(GIVEN TASK): From the entries below, work out the number of lines that hold the word "София", and give that number alone.

Start of EXTRACTED DATA

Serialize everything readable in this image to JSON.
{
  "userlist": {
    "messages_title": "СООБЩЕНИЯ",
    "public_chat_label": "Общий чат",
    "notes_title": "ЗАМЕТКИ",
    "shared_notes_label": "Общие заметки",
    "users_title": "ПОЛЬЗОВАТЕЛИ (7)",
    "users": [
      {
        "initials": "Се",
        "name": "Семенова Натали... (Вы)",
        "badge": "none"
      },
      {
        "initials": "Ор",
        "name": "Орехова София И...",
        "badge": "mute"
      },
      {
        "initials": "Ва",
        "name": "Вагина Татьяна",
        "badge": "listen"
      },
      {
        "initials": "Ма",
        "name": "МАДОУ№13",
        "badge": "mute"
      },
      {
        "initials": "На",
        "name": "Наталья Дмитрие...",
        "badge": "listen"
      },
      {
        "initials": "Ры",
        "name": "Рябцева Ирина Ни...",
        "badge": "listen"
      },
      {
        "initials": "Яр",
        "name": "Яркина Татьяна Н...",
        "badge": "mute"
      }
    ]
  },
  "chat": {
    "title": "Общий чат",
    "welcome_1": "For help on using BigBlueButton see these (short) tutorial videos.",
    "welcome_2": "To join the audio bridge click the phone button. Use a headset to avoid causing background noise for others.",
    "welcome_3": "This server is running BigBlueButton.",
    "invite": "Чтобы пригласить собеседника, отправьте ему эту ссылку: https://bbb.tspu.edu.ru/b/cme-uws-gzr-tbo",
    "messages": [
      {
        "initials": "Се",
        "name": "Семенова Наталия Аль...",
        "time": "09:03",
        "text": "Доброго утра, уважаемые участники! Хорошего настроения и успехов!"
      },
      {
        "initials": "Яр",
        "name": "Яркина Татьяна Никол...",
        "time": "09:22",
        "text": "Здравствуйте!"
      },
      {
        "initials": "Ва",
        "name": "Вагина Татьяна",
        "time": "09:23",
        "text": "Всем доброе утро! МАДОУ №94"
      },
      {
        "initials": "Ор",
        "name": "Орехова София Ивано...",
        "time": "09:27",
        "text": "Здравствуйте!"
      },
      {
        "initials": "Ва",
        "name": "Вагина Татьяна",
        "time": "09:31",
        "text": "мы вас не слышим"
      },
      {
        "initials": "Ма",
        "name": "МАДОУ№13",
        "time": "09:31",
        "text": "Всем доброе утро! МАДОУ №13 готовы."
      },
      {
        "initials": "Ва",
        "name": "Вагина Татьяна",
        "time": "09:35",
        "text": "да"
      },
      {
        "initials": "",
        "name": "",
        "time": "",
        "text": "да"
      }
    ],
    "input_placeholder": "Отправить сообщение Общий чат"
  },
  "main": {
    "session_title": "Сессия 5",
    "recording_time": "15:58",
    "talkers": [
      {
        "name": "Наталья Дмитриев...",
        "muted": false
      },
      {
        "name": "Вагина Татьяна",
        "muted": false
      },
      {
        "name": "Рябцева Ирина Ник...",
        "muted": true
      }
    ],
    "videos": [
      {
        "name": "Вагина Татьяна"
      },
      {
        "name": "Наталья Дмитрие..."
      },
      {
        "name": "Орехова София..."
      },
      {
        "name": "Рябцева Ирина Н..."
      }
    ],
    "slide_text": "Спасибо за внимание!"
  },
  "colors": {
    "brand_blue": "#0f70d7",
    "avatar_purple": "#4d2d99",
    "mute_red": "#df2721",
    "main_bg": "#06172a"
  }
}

End of EXTRACTED DATA

(TASK RESPONSE): 3